#### [Extrait]
============
L’imposition de l’avis de réserve se réalise par la signification de l’avis de réserve au propriétaire de l’immeuble et par son inscription au registre foncier du Québec. Le propriétaire devra alors informer celui qui impose l’avis de réserve de la présence de locataires ou occupants sur les lieux expropriés, ainsi que les conditions de leur occupation (baux, ententes, etc.), ceci dans les 30 jours suivants la signification de l’avis d’imposition de réserve. À défaut de le faire, le propriétaire pourra être tenu responsable des dommages subis par les locataires et/ou occupants.
Celui qui impose une réserve sur un immeuble peut changer les fins de celles-ci, sous réserve que cette nouvelle fin fasse l’objet des décisions ou autorisations requises, et que soit notifié et inscrite un avis de changement au registre foncier.
Une réserve peut prendre fin selon différentes façons :
L’imposition d’une réserve pourra donner ouverture au versement d’une indemnité au propriétaire, suivant le préjudice réellement subi et directement relié à l’imposition de la réserve. Cette indemnité sera établie par le Tribunal, suivant les principes de fixation de l’indemnité d’expropriation.
Lorsque le droit sur l’immeuble réservé fera l’objet d’une expropriation avant la fin de la réserve, une demande en fixation d’indemnité devra être déposée dans les 6 mois suivants la date d’expropriation par le propriétaire, le locataire ou l’occupant de bonne foi ayant subi un préjudice en lien avec l’imposition de l’avis de réserve. Lorsque le droit sur l’immeuble réservé ne fera pas l’objet d’une expropriation avant la fin de la réserve, la demande en fixation d’indemnité devra alors être déposée dans les 6 mois suivant la date de l’expiration de la réserve ou de la date de la signification de la déclaration d’abandon de la réserve.
Enfin, toute réserve imposée avant le 29 décembre 2023, soit l’entrée en vigueur de la LCE, demeure valide et régie sous l’ancienne loi, alors que la procédure d’expropriation pouvant suivre cette réserve sera régie par la LCE.
Un propriétaire a le droit d’obtenir une indemnité juste et préalable lors de l’expropriation. Une telle indemnité sera fixée par le Tribunal, qui a compétence en vertu de la Loi sur l’expropriation, s’il n’y a pas entente entre l’expropriant et l’exproprié. Cette valeur est souvent, et de préférence, présentée par un évaluateur agréé, agissant à titre d’expert devant le Tribunal.
L’indemnité d’expropriation compte deux composantes :
Sous le régime de la LES (l’ancienne loi), l’indemnité immobilière relative au bien exproprié était établie selon la « valeur au propriétaire », un concept fondamental reconnu au Québec depuis des décennies selon lequel le bien était évalué en recherchant sa valeur subjective pour l’exproprié et non pas uniquement sa valeur marchande objective.
============
#### [Bloc de données]
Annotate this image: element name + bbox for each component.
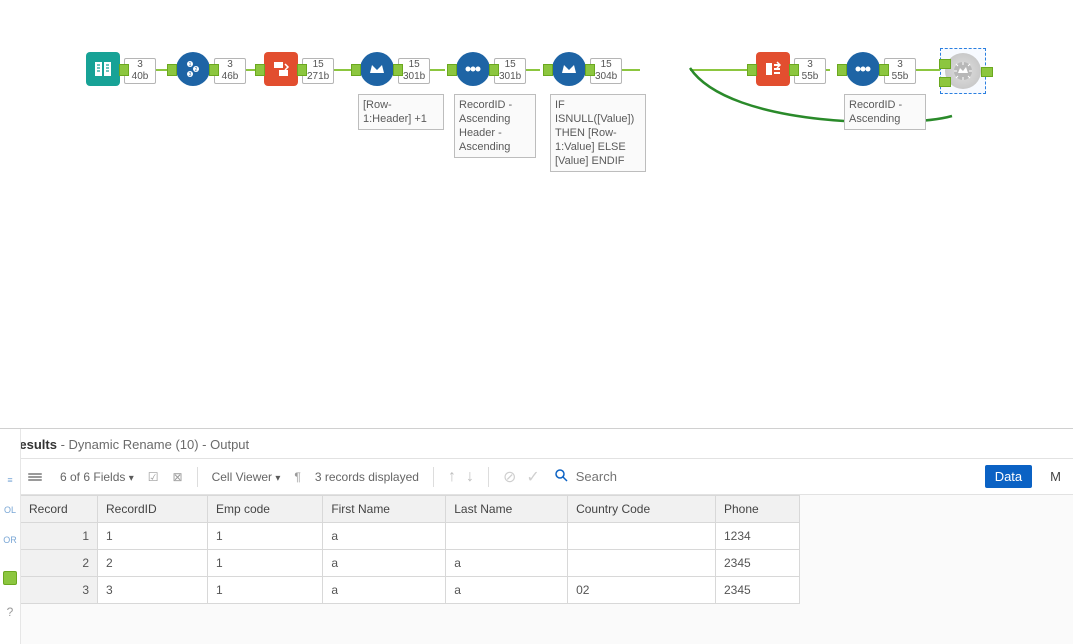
============
#### [Exercice proposé 1]
Veuillez reproduire le passage de l'extrait qui va de « L’imposition de l’avis de réserve se » jusqu'à « au registre foncier. » inclus.
#### [Exercice proposé 2]
Répondez brièvement à ces questions sur l'extrait.
(a) Dans combien de jours après la signification de l'avis d'imposition de réserve le propriétaire doit-il signaler les locataires ou occupants ?
(b) À quelle date la LCE est-elle entrée en vigueur ?
(c) Sous la LES, selon quel concept l'indemnité immobilière relative au bien exproprié était-elle établie ?
#### [Exercice proposé 3]
Selon l'extrait, qui peut déposer une demande en fixation d'indemnité lorsque le droit sur l'immeuble réservé est exproprié avant la fin de la réserve ? Nommez-les tous.

#### [Bonne réponse 1]
L’imposition de l’avis de réserve se réalise par la signification de l’avis de réserve au propriétaire de l’immeuble et par son inscription au registre foncier du Québec. Le propriétaire devra alors informer celui qui impose l’avis de réserve de la présence de locataires ou occupants sur les lieux expropriés, ainsi que les conditions de leur occupation (baux, ententes, etc.), ceci dans les 30 jours suivants la signification de l’avis d’imposition de réserve. À défaut de le faire, le propriétaire pourra être tenu responsable des dommages subis par les locataires et/ou occupants.
Celui qui impose une réserve sur un immeuble peut changer les fins de celles-ci, sous réserve que cette nouvelle fin fasse l’objet des décisions ou autorisations requises, et que soit notifié et inscrite un avis de changement au registre foncier.

#### [Bonne réponse 2]
(a) Dans les 30 jours.
(b) Le 29 décembre 2023.
(c) Selon la « valeur au propriétaire ».

#### [Bonne réponse 3]
Le propriétaire, le locataire et l'occupant de bonne foi ayant subi un préjudice en lien avec l'imposition de l'avis de réserve.